[Dataset records]
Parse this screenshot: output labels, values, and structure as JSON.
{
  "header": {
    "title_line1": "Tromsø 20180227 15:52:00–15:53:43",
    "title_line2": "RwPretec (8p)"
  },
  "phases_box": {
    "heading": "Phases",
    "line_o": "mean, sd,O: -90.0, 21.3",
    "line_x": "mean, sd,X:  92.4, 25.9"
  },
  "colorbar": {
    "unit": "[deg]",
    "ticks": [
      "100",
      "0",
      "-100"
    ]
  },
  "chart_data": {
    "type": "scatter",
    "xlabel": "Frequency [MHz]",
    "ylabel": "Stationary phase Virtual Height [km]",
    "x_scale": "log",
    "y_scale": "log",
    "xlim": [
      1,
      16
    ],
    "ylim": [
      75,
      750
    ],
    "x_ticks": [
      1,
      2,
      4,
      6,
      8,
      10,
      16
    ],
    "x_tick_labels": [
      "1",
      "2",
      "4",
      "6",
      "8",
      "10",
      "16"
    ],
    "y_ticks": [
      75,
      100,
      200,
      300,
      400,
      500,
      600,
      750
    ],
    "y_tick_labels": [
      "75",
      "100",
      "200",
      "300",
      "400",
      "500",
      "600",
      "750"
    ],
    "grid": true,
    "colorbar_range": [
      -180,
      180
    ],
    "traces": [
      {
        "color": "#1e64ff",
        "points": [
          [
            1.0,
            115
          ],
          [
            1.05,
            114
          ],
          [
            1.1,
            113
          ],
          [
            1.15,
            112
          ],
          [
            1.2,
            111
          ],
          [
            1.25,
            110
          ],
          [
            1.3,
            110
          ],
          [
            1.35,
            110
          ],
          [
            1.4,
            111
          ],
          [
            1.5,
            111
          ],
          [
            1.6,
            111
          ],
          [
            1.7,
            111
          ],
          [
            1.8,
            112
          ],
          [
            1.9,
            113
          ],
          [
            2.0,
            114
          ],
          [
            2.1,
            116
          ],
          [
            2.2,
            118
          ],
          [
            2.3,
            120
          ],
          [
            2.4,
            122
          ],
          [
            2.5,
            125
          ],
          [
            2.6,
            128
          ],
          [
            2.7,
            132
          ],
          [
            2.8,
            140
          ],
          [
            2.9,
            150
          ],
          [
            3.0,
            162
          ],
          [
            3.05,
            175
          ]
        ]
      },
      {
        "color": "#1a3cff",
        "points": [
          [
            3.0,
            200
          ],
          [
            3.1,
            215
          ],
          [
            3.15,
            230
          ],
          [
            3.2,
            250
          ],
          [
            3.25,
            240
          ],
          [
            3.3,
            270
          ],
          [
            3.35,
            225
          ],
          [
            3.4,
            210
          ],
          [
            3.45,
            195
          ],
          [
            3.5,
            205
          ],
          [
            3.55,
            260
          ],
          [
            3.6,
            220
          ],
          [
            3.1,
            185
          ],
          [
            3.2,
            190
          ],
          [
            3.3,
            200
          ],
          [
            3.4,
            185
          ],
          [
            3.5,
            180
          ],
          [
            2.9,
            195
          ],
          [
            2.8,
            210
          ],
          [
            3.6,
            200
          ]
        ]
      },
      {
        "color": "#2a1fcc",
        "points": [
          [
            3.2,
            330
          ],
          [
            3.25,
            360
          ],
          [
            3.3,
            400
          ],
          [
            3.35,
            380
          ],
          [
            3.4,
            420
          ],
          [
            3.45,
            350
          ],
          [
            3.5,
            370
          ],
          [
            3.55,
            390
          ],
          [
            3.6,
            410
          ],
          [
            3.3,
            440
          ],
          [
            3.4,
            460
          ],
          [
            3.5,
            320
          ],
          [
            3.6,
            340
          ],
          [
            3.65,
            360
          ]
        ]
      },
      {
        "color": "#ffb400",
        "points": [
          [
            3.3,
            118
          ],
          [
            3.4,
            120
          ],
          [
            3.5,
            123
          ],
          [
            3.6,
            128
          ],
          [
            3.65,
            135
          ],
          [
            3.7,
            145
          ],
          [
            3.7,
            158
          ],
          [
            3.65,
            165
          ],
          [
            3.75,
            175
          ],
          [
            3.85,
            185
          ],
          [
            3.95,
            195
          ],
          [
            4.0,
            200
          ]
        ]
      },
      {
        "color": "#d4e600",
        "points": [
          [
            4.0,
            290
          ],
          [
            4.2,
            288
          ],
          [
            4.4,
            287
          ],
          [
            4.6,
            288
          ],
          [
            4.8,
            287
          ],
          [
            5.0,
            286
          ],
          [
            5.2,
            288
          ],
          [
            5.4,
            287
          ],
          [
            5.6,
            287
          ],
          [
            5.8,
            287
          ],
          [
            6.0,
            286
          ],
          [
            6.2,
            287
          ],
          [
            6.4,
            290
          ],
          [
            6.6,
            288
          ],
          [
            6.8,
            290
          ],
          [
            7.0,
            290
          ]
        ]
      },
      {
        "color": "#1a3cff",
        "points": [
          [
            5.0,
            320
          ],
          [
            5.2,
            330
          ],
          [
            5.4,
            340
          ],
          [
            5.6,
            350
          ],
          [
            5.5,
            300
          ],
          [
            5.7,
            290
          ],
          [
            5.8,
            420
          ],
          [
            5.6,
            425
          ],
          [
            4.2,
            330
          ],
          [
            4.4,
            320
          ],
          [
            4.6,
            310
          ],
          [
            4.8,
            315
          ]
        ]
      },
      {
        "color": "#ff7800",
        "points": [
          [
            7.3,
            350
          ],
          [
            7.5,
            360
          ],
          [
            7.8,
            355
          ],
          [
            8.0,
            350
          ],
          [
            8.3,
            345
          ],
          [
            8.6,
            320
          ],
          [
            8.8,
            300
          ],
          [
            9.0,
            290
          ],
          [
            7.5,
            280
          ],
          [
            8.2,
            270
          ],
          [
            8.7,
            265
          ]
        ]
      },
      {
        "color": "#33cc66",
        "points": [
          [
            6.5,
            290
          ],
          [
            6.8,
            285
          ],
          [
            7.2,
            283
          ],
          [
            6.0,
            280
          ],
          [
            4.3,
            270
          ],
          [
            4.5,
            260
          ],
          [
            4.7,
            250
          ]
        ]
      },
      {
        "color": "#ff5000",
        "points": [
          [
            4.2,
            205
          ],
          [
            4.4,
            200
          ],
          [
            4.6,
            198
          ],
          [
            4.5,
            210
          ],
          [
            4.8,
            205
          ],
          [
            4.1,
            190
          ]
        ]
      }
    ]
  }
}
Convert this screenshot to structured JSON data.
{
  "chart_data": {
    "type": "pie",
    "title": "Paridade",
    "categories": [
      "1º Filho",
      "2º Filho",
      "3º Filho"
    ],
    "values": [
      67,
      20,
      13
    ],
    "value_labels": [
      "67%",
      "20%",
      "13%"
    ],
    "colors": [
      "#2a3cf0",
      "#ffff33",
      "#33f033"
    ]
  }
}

Problem: Repeat the records exactly, including every line.

Written answer:
Parse this screenshot: output labels, values, and structure as JSON.
{
  "header": {
    "title_line1": "Tromsø 20180227 15:52:00–15:53:43",
    "title_line2": "RwPretec (8p)"
  },
  "phases_box": {
    "heading": "Phases",
    "line_o": "mean, sd,O: -90.0, 21.3",
    "line_x": "mean, sd,X:  92.4, 25.9"
  },
  "colorbar": {
    "unit": "[deg]",
    "ticks": [
      "100",
      "0",
      "-100"
    ]
  },
  "chart_data": {
    "type": "scatter",
    "xlabel": "Frequency [MHz]",
    "ylabel": "Stationary phase Virtual Height [km]",
    "x_scale": "log",
    "y_scale": "log",
    "xlim": [
      1,
      16
    ],
    "ylim": [
      75,
      750
    ],
    "x_ticks": [
      1,
      2,
      4,
      6,
      8,
      10,
      16
    ],
    "x_tick_labels": [
      "1",
      "2",
      "4",
      "6",
      "8",
      "10",
      "16"
    ],
    "y_ticks": [
      75,
      100,
      200,
      300,
      400,
      500,
      600,
      750
    ],
    "y_tick_labels": [
      "75",
      "100",
      "200",
      "300",
      "400",
      "500",
      "600",
      "750"
    ],
    "grid": true,
    "colorbar_range": [
      -180,
      180
    ],
    "traces": [
      {
        "color": "#1e64ff",
        "points": [
          [
            1.0,
            115
          ],
          [
            1.05,
            114
          ],
          [
            1.1,
            113
          ],
          [
            1.15,
            112
          ],
          [
            1.2,
            111
          ],
          [
            1.25,
            110
          ],
          [
            1.3,
            110
          ],
          [
            1.35,
            110
          ],
          [
            1.4,
            111
          ],
          [
            1.5,
            111
          ],
          [
            1.6,
            111
          ],
          [
            1.7,
            111
          ],
          [
            1.8,
            112
          ],
          [
            1.9,
            113
          ],
          [
            2.0,
            114
          ],
          [
            2.1,
            116
          ],
          [
            2.2,
            118
          ],
          [
            2.3,
            120
          ],
          [
            2.4,
            122
          ],
          [
            2.5,
            125
          ],
          [
            2.6,
            128
          ],
          [
            2.7,
            132
          ],
          [
            2.8,
            140
          ],
          [
            2.9,
            150
          ],
          [
            3.0,
            162
          ],
          [
            3.05,
            175
          ]
        ]
      },
      {
        "color": "#1a3cff",
        "points": [
          [
            3.0,
            200
          ],
          [
            3.1,
            215
          ],
          [
            3.15,
            230
          ],
          [
            3.2,
            250
          ],
          [
            3.25,
            240
          ],
          [
            3.3,
            270
          ],
          [
            3.35,
            225
          ],
          [
            3.4,
            210
          ],
          [
            3.45,
            195
          ],
          [
            3.5,
            205
          ],
          [
            3.55,
            260
          ],
          [
            3.6,
            220
          ],
          [
            3.1,
            185
          ],
          [
            3.2,
            190
          ],
          [
            3.3,
            200
          ],
          [
            3.4,
            185
          ],
          [
            3.5,
            180
          ],
          [
            2.9,
            195
          ],
          [
            2.8,
            210
          ],
          [
            3.6,
            200
          ]
        ]
      },
      {
        "color": "#2a1fcc",
        "points": [
          [
            3.2,
            330
          ],
          [
            3.25,
            360
          ],
          [
            3.3,
            400
          ],
          [
            3.35,
            380
          ],
          [
            3.4,
            420
          ],
          [
            3.45,
            350
          ],
          [
            3.5,
            370
          ],
          [
            3.55,
            390
          ],
          [
            3.6,
            410
          ],
          [
            3.3,
            440
          ],
          [
            3.4,
            460
          ],
          [
            3.5,
            320
          ],
          [
            3.6,
            340
          ],
          [
            3.65,
            360
          ]
        ]
      },
      {
        "color": "#ffb400",
        "points": [
          [
            3.3,
            118
          ],
          [
            3.4,
            120
          ],
          [
            3.5,
            123
          ],
          [
            3.6,
            128
          ],
          [
            3.65,
            135
          ],
          [
            3.7,
            145
          ],
          [
            3.7,
            158
          ],
          [
            3.65,
            165
          ],
          [
            3.75,
            175
          ],
          [
            3.85,
            185
          ],
          [
            3.95,
            195
          ],
          [
            4.0,
            200
          ]
        ]
      },
      {
        "color": "#d4e600",
        "points": [
          [
            4.0,
            290
          ],
          [
            4.2,
            288
          ],
          [
            4.4,
            287
          ],
          [
            4.6,
            288
          ],
          [
            4.8,
            287
          ],
          [
            5.0,
            286
          ],
          [
            5.2,
            288
          ],
          [
            5.4,
            287
          ],
          [
            5.6,
            287
          ],
          [
            5.8,
            287
          ],
          [
            6.0,
            286
          ],
          [
            6.2,
            287
          ],
          [
            6.4,
            290
          ],
          [
            6.6,
            288
          ],
          [
            6.8,
            290
          ],
          [
            7.0,
            290
          ]
        ]
      },
      {
        "color": "#1a3cff",
        "points": [
          [
            5.0,
            320
          ],
          [
            5.2,
            330
          ],
          [
            5.4,
            340
          ],
          [
            5.6,
            350
          ],
          [
            5.5,
            300
          ],
          [
            5.7,
            290
          ],
          [
            5.8,
            420
          ],
          [
            5.6,
            425
          ],
          [
            4.2,
            330
          ],
          [
            4.4,
            320
          ],
          [
            4.6,
            310
          ],
          [
            4.8,
            315
          ]
        ]
      },
      {
        "color": "#ff7800",
        "points": [
          [
            7.3,
            350
          ],
          [
            7.5,
            360
          ],
          [
            7.8,
            355
          ],
          [
            8.0,
            350
          ],
          [
            8.3,
            345
          ],
          [
            8.6,
            320
          ],
          [
            8.8,
            300
          ],
          [
            9.0,
            290
          ],
          [
            7.5,
            280
          ],
          [
            8.2,
            270
          ],
          [
            8.7,
            265
          ]
        ]
      },
      {
        "color": "#33cc66",
        "points": [
          [
            6.5,
            290
          ],
          [
            6.8,
            285
          ],
          [
            7.2,
            283
          ],
          [
            6.0,
            280
          ],
          [
            4.3,
            270
          ],
          [
            4.5,
            260
          ],
          [
            4.7,
            250
          ]
        ]
      },
      {
        "color": "#ff5000",
        "points": [
          [
            4.2,
            205
          ],
          [
            4.4,
            200
          ],
          [
            4.6,
            198
          ],
          [
            4.5,
            210
          ],
          [
            4.8,
            205
          ],
          [
            4.1,
            190
          ]
        ]
      }
    ]
  }
}
Convert this screenshot to structured JSON data.
{
  "chart_data": {
    "type": "pie",
    "title": "Paridade",
    "categories": [
      "1º Filho",
      "2º Filho",
      "3º Filho"
    ],
    "values": [
      67,
      20,
      13
    ],
    "value_labels": [
      "67%",
      "20%",
      "13%"
    ],
    "colors": [
      "#2a3cf0",
      "#ffff33",
      "#33f033"
    ]
  }
}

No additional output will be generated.